Challenge: Copy all lines in which the word "Windspeed" can be found.

Recorded data:
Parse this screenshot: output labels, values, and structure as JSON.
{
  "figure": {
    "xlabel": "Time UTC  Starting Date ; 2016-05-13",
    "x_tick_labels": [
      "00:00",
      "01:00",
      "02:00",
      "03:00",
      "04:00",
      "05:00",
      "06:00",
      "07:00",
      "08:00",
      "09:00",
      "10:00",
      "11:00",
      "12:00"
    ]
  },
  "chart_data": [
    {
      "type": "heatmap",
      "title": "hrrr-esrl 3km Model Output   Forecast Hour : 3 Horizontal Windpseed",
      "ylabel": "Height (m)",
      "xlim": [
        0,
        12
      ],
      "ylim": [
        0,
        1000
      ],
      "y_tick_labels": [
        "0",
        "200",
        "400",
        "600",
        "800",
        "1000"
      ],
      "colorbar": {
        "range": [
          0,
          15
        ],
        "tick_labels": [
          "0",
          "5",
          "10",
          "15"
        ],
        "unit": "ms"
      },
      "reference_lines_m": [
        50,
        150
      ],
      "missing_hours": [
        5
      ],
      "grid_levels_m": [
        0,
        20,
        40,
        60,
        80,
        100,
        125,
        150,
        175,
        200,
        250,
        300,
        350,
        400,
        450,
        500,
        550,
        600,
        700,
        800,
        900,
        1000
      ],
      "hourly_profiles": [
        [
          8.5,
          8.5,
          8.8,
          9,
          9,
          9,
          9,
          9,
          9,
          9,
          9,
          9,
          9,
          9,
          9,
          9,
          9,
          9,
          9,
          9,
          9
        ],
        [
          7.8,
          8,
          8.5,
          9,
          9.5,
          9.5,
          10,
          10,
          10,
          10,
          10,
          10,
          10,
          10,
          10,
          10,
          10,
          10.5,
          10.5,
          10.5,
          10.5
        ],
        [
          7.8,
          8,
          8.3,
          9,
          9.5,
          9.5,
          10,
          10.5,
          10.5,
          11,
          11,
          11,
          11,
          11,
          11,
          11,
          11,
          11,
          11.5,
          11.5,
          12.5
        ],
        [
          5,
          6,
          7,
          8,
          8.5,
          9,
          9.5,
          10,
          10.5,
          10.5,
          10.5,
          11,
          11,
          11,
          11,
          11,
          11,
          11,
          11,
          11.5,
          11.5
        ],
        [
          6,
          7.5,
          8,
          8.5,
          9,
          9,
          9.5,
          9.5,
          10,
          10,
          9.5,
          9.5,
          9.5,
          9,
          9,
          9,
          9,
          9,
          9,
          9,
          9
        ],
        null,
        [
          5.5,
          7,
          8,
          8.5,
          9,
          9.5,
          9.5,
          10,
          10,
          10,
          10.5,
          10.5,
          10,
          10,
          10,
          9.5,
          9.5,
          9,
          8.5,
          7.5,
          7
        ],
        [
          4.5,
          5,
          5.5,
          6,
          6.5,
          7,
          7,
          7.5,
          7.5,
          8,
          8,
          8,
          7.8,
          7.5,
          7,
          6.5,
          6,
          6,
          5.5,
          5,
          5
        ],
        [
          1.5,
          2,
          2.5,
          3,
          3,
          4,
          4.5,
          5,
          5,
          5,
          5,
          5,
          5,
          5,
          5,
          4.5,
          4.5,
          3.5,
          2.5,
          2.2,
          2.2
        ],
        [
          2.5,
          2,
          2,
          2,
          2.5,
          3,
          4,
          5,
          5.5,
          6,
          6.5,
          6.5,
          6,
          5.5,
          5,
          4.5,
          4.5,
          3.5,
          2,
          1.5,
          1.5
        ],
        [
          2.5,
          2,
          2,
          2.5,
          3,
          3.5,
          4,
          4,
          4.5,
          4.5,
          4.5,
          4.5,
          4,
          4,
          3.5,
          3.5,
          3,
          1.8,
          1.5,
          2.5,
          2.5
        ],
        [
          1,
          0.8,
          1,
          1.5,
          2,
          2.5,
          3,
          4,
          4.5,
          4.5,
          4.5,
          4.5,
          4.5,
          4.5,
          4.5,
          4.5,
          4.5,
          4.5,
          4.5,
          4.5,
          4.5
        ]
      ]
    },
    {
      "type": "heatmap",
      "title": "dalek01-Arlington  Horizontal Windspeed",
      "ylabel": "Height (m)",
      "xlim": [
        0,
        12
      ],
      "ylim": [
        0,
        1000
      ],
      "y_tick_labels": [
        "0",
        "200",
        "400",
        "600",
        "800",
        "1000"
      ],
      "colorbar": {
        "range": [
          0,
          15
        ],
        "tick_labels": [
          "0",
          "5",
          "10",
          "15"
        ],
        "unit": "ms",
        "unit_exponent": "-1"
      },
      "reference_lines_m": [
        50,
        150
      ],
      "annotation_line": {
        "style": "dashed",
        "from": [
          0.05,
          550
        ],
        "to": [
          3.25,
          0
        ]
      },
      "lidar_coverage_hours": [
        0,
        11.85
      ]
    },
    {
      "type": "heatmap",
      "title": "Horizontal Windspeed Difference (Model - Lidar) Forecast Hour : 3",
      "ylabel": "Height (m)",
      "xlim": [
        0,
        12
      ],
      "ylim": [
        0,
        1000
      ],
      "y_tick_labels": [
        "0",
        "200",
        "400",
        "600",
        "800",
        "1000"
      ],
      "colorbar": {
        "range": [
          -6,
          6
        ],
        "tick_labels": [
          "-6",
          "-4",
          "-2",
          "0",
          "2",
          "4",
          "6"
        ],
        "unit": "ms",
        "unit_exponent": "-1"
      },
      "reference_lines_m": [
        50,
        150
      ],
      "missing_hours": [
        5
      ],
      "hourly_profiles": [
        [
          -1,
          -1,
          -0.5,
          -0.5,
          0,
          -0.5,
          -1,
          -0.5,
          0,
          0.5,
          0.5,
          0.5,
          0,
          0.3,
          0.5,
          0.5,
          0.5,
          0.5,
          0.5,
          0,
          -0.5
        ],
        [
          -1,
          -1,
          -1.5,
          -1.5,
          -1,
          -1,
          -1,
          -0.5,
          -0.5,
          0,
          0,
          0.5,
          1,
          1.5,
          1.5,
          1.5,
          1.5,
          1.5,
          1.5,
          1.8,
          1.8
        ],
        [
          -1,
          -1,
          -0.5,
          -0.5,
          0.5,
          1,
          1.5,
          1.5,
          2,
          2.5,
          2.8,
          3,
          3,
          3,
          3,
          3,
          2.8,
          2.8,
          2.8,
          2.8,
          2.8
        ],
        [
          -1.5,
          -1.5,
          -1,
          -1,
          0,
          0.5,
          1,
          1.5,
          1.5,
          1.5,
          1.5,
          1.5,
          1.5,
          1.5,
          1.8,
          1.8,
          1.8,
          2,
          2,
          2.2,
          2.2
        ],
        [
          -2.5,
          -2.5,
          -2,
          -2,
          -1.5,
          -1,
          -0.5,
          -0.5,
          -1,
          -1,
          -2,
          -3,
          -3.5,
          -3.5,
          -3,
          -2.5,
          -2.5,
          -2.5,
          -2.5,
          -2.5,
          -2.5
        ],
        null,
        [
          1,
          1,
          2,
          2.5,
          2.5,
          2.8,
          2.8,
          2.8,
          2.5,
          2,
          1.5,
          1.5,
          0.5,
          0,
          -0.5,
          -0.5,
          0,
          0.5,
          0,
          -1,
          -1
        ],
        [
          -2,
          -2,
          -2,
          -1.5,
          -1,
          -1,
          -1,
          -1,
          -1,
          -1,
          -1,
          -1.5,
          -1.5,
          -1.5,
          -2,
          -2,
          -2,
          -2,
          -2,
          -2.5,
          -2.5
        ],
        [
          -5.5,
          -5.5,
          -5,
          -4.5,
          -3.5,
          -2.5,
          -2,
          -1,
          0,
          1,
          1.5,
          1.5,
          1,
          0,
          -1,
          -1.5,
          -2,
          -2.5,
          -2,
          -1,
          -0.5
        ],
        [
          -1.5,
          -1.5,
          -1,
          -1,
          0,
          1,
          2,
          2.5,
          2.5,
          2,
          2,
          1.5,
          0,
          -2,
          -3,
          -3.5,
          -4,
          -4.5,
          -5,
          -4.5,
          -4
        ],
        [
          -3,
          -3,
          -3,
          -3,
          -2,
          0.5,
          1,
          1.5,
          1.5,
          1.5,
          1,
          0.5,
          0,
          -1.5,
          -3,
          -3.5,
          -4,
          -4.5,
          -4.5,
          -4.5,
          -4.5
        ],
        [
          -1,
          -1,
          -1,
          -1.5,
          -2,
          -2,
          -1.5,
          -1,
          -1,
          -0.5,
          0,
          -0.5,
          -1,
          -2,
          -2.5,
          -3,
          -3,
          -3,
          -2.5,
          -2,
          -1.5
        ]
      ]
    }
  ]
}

Output for this task:
      "title": "dalek01-Arlington  Horizontal Windspeed",
      "title": "Horizontal Windspeed Difference (Model - Lidar) Forecast Hour : 3",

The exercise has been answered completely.